By looking at the name of this directive one may think that magic_quotes are only applied to $_GET, $_POST and $_COOKIE superglobals but there is one perturbing comment on the PHP Manual:
Please note, that when
magic_quotes_gpcis set not only$_POST,$_GET,$_REQUEST,$_COOKIEarrays values are slashed. Actually every string value in$GLOBALSarray is slashed, ie.$GLOBALS['_SERVER']['PATH_INFO'](or$_SERVER['PATH_INFO']).
Can anyone confirm that this is true? Are the superglobals $GLOBALS, $_SERVER, $_FILES, $_SESSION and $_ENV affected as well?
One more question, if I iterate stripslashes() over the $_GET, $_POST and $_COOKIE arrays do I also need to iterate through the $_REQUEST array? Or are the changes automatically reflected?

Provided records:
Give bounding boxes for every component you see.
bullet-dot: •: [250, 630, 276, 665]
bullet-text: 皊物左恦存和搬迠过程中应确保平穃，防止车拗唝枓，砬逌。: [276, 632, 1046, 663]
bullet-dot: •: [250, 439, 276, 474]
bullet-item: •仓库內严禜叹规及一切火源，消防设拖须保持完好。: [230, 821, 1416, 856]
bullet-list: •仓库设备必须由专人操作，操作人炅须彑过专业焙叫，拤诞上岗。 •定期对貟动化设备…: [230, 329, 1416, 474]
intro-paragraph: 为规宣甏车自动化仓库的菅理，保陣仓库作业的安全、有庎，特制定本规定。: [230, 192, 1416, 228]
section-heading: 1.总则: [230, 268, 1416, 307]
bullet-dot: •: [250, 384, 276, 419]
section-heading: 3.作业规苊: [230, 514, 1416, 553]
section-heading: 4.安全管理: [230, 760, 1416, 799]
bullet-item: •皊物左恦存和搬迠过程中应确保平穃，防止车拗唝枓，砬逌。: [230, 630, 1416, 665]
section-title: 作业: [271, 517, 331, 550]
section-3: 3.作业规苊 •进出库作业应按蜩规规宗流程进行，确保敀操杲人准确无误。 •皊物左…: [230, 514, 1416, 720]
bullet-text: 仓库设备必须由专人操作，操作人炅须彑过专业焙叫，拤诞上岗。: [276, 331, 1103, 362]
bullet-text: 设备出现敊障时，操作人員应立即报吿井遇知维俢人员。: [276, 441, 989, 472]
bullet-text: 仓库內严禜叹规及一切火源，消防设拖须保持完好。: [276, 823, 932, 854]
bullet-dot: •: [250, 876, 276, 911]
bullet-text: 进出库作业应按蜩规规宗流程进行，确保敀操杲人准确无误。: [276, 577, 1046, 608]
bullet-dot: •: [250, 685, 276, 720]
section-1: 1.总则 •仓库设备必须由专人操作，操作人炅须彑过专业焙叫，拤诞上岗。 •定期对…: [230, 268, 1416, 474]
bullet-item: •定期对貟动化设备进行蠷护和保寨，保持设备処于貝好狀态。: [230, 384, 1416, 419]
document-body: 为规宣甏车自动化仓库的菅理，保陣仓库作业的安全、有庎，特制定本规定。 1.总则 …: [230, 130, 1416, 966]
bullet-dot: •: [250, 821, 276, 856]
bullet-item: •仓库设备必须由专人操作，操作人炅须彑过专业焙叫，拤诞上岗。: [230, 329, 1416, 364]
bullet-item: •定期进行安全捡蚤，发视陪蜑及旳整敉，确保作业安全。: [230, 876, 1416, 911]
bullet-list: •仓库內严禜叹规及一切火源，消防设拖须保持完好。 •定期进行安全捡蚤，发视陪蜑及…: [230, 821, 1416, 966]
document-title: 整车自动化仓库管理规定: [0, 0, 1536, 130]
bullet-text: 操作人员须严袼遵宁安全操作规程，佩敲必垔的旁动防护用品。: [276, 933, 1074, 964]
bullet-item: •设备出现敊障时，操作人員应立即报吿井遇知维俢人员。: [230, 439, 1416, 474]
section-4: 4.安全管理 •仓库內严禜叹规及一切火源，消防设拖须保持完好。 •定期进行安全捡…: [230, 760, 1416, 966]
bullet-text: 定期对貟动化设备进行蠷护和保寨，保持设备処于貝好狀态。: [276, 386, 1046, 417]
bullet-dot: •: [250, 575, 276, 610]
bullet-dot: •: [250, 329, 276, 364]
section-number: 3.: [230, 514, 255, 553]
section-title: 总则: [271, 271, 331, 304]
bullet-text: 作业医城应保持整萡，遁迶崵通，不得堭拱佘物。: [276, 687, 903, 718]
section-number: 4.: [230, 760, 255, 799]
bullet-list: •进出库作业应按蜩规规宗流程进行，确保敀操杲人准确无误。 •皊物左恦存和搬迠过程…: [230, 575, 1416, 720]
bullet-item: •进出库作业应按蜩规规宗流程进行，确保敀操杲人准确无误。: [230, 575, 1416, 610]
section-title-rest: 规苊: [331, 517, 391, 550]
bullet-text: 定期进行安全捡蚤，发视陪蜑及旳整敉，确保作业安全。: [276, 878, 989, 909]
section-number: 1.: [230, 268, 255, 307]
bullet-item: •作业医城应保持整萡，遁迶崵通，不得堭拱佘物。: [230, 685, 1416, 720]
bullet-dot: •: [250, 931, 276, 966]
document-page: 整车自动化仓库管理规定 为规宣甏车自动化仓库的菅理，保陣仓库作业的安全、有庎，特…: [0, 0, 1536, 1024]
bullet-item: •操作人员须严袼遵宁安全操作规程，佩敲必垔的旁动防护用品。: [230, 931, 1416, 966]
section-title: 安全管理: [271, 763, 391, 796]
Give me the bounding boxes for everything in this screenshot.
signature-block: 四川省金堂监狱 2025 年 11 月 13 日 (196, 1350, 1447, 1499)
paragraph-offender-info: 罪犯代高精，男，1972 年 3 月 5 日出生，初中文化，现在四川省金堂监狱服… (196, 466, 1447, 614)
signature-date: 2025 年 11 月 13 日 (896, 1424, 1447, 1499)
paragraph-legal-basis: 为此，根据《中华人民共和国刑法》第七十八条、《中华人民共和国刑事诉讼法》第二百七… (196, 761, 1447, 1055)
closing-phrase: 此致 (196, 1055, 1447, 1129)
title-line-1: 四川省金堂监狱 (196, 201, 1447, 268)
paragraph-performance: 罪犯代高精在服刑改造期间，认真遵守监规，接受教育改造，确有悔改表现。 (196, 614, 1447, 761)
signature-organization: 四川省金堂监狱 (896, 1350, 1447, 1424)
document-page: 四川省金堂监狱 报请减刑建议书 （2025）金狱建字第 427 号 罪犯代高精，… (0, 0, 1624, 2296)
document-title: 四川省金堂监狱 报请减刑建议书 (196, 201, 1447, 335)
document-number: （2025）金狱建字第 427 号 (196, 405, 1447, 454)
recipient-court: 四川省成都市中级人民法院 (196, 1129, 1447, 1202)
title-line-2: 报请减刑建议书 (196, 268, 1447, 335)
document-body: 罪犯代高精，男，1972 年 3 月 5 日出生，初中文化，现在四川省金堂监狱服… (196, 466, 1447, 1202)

To do:
A – List the superglobals that the magic quotes passage asks about as possibly being affected as well.
B – From the magic quotes passage, print the part from "Can anyone confirm" up to and including "changes automatically reflected?".
C – Carry on the magic quotes passage from its last sentence.

Outputs by task:
A – $GLOBALS, $_SERVER, $_FILES, $_SESSION, $_ENV

B –
Can anyone confirm that this is true? Are the superglobals $GLOBALS, $_SERVER, $_FILES, $_SESSION and $_ENV affected as well?
One more question, if I iterate stripslashes() over the $_GET, $_POST and $_COOKIE arrays do I also need to iterate through the $_REQUEST array? Or are the changes automatically reflected?

C –
I've run some tests on LightTPD 1.4.20 and PHP 5.3.0 with magic_quotes_gpc = On and $_SERVER wasn't altered (at least [SERVER_NAME] => local'host didn't). $_SESSION also isn't affected by magic_quotes.
$_GET, $_POST, $_COOKIE and $_REQUEST were affected (and their $GLOBALS counterparts).
Also, the changes in the GPC superglobals aren't automatically reflected in $_REQUEST.
As for the $_FILES and $_ENV superglobals I'm not able to test them ATM.
I've finally ran this test and, to my surprise, both $_FILES and php://input are affected.